# WHAT IS NEEDED:
Which lines below hold the word "American"? Report each one.

# DATA LISTING:
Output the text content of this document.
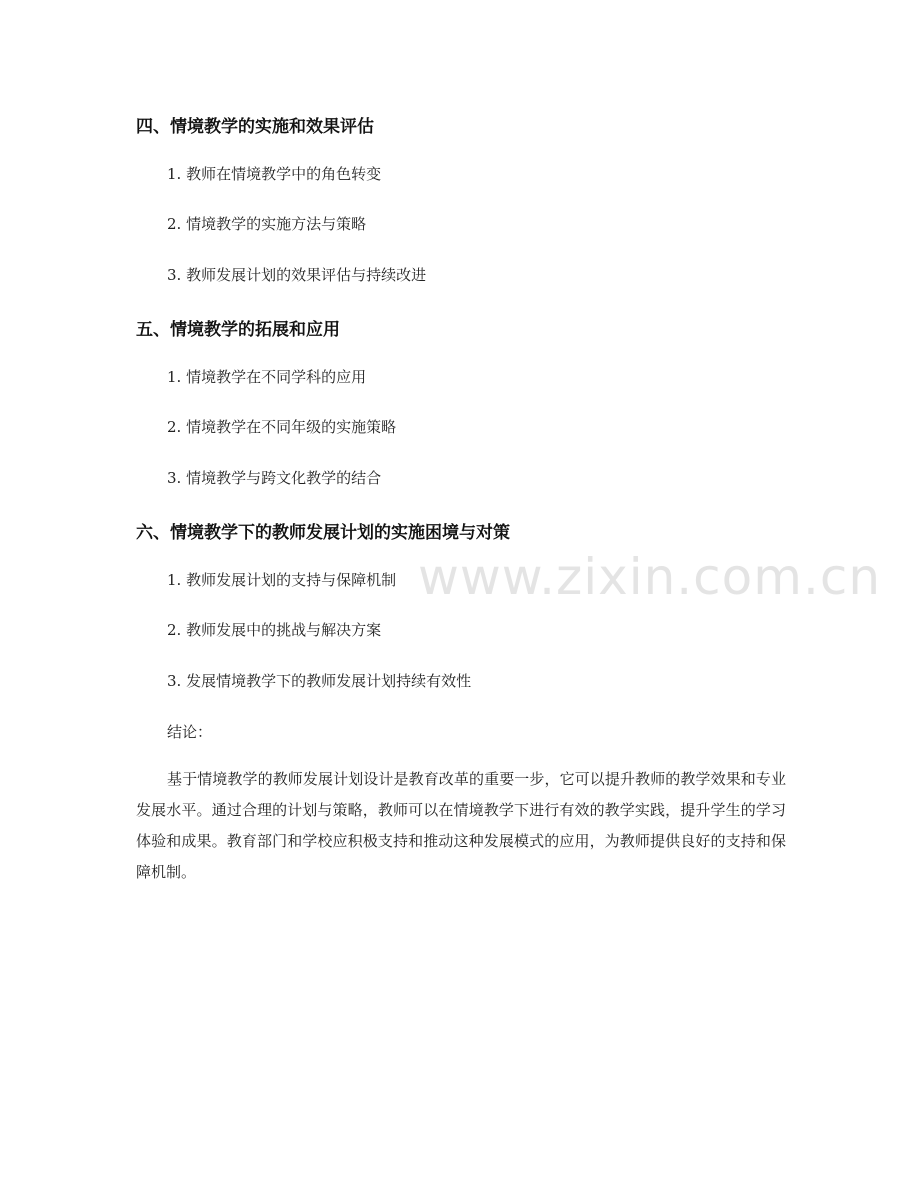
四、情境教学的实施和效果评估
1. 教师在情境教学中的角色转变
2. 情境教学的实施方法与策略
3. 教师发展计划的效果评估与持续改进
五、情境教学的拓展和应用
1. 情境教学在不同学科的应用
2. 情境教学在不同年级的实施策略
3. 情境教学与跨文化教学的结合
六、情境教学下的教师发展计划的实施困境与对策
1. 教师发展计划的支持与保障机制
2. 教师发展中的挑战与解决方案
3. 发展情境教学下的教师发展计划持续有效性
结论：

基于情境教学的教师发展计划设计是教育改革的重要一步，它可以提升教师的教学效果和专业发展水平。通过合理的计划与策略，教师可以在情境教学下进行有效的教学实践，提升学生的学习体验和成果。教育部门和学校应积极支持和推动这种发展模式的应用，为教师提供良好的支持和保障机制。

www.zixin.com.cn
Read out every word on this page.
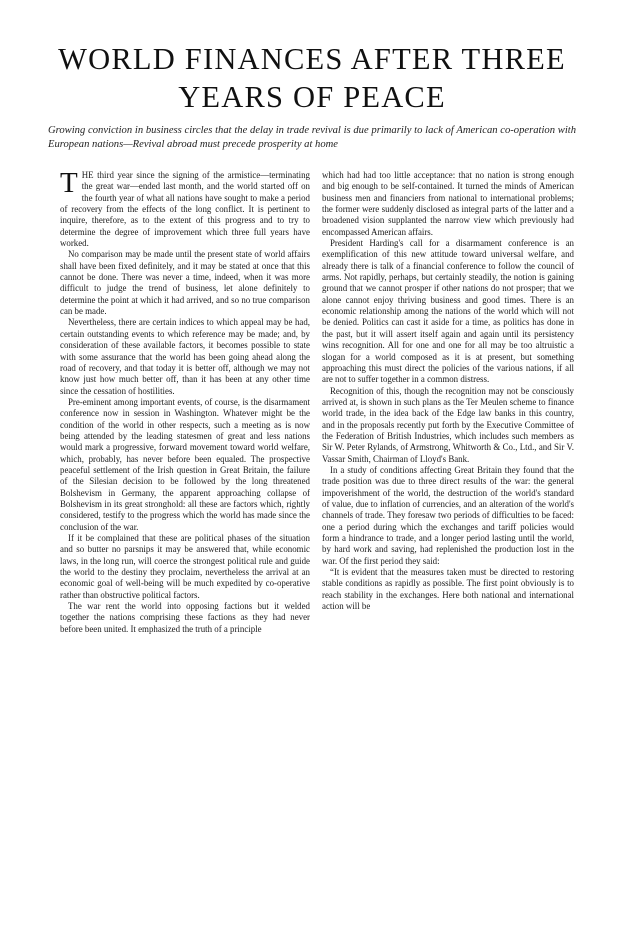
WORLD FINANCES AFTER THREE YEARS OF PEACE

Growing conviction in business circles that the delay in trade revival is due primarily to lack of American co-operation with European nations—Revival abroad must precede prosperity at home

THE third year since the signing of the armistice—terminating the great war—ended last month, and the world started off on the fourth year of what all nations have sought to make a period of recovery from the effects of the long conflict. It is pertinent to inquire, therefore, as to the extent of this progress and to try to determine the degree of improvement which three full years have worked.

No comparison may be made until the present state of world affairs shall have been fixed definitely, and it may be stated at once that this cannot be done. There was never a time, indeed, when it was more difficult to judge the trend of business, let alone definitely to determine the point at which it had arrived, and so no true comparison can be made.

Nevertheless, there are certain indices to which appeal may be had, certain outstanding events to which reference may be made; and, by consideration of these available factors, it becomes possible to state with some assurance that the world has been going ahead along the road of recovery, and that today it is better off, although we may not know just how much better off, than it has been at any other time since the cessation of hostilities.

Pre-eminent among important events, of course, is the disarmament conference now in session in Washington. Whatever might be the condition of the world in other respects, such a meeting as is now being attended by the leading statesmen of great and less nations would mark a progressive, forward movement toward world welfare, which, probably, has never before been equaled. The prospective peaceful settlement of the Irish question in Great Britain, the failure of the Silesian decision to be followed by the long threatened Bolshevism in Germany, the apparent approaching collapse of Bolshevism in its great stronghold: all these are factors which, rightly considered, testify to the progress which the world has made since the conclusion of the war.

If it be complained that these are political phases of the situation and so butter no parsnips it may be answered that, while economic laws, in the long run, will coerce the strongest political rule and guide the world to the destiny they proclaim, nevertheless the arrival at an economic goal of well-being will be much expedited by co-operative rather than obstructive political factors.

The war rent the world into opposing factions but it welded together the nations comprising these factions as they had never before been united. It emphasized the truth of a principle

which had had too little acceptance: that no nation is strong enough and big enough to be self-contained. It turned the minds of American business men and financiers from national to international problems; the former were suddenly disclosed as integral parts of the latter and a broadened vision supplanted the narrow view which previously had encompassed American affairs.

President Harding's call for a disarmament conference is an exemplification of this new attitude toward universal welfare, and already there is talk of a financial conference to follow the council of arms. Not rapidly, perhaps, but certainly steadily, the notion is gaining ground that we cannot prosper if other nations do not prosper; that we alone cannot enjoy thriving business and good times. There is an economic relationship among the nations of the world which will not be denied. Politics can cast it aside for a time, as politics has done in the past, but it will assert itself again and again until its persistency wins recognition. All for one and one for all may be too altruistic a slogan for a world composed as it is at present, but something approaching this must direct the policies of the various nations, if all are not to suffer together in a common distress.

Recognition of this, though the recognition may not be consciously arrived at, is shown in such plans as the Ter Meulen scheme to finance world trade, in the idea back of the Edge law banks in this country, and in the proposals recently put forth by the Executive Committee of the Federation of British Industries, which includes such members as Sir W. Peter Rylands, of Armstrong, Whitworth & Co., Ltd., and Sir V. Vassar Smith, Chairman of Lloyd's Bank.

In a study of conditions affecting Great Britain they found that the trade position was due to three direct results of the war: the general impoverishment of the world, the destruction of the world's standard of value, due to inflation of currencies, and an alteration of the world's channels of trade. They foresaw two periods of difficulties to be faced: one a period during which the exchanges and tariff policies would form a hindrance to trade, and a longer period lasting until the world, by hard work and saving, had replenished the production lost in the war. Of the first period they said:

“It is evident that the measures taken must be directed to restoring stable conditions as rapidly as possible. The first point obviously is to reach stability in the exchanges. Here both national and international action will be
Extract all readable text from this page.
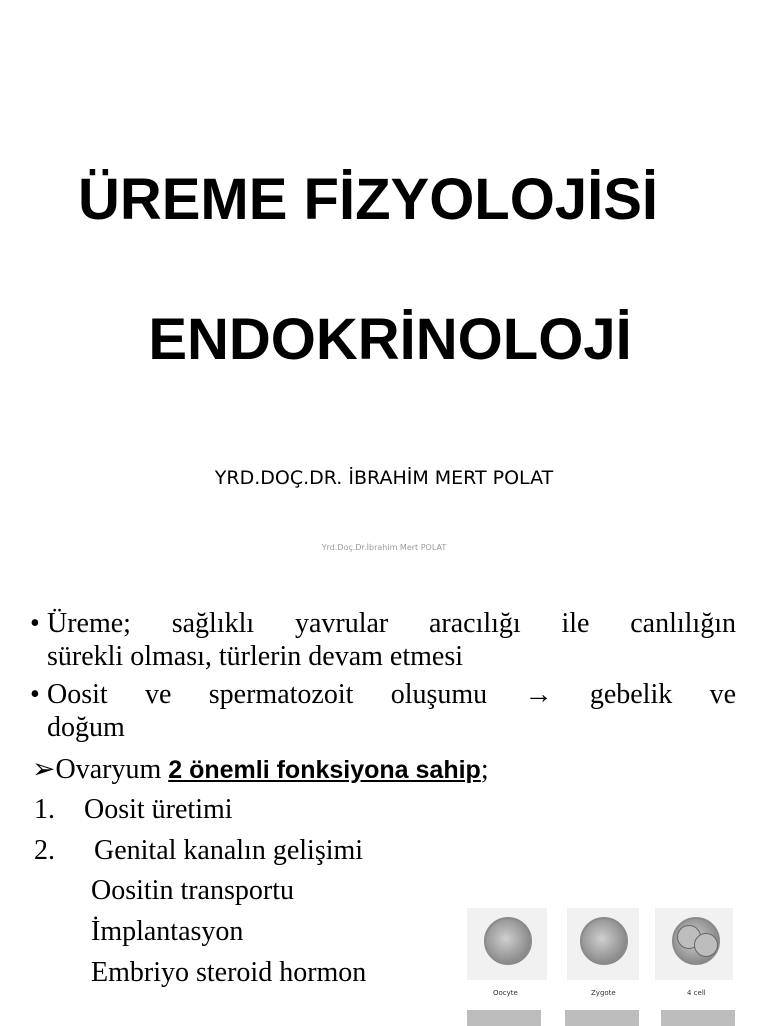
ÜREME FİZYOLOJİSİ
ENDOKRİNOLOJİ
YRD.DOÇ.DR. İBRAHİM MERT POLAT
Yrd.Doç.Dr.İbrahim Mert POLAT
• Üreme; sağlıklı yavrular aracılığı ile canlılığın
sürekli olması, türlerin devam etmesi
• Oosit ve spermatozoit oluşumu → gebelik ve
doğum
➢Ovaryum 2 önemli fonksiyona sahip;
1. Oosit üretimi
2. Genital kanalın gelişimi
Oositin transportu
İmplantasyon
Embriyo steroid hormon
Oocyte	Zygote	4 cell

* * *

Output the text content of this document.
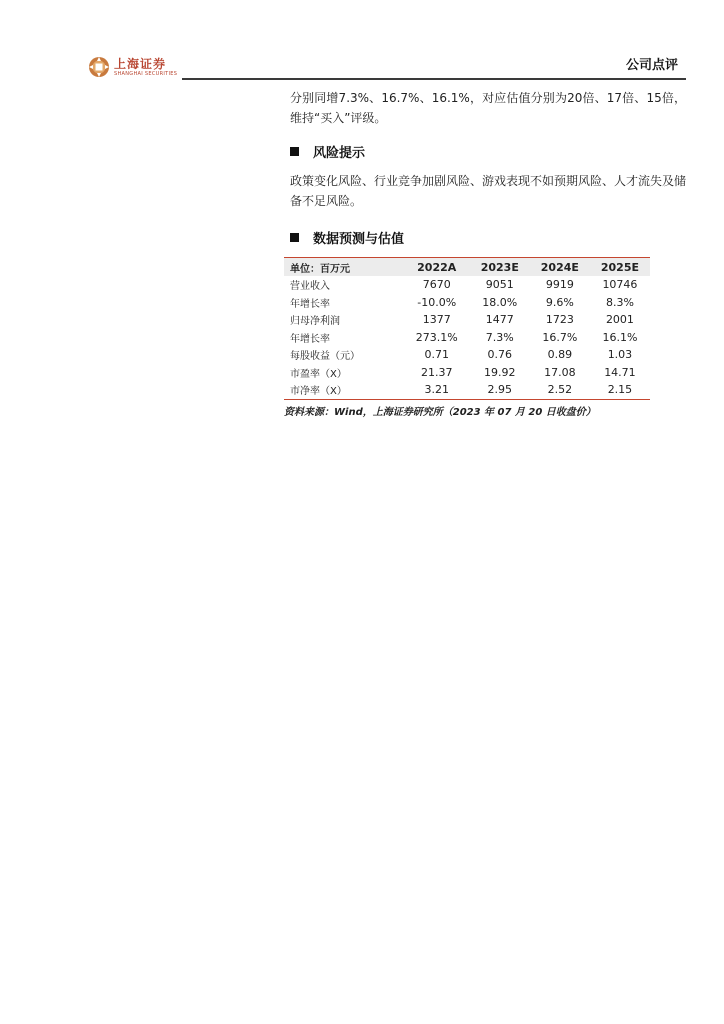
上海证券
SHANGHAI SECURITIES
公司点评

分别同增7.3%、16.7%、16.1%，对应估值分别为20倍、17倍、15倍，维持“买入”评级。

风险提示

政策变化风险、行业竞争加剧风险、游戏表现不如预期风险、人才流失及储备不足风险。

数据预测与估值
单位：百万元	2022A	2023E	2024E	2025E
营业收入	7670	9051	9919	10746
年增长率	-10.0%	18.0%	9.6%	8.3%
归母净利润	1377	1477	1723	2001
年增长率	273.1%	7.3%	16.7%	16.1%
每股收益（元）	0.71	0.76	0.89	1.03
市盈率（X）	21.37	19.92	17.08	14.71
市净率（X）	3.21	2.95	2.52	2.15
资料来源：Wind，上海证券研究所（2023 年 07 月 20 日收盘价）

# SOLUTION TO THE EXERCISE:
Growing conviction in business circles that the delay in trade revival is due primarily to lack of American co-operation with European nations—Revival abroad must precede prosperity at home
which had had too little acceptance: that no nation is strong enough and big enough to be self-contained. It turned the minds of American business men and financiers from national to international problems; the former were suddenly disclosed as integral parts of the latter and a broadened vision supplanted the narrow view which previously had encompassed American affairs.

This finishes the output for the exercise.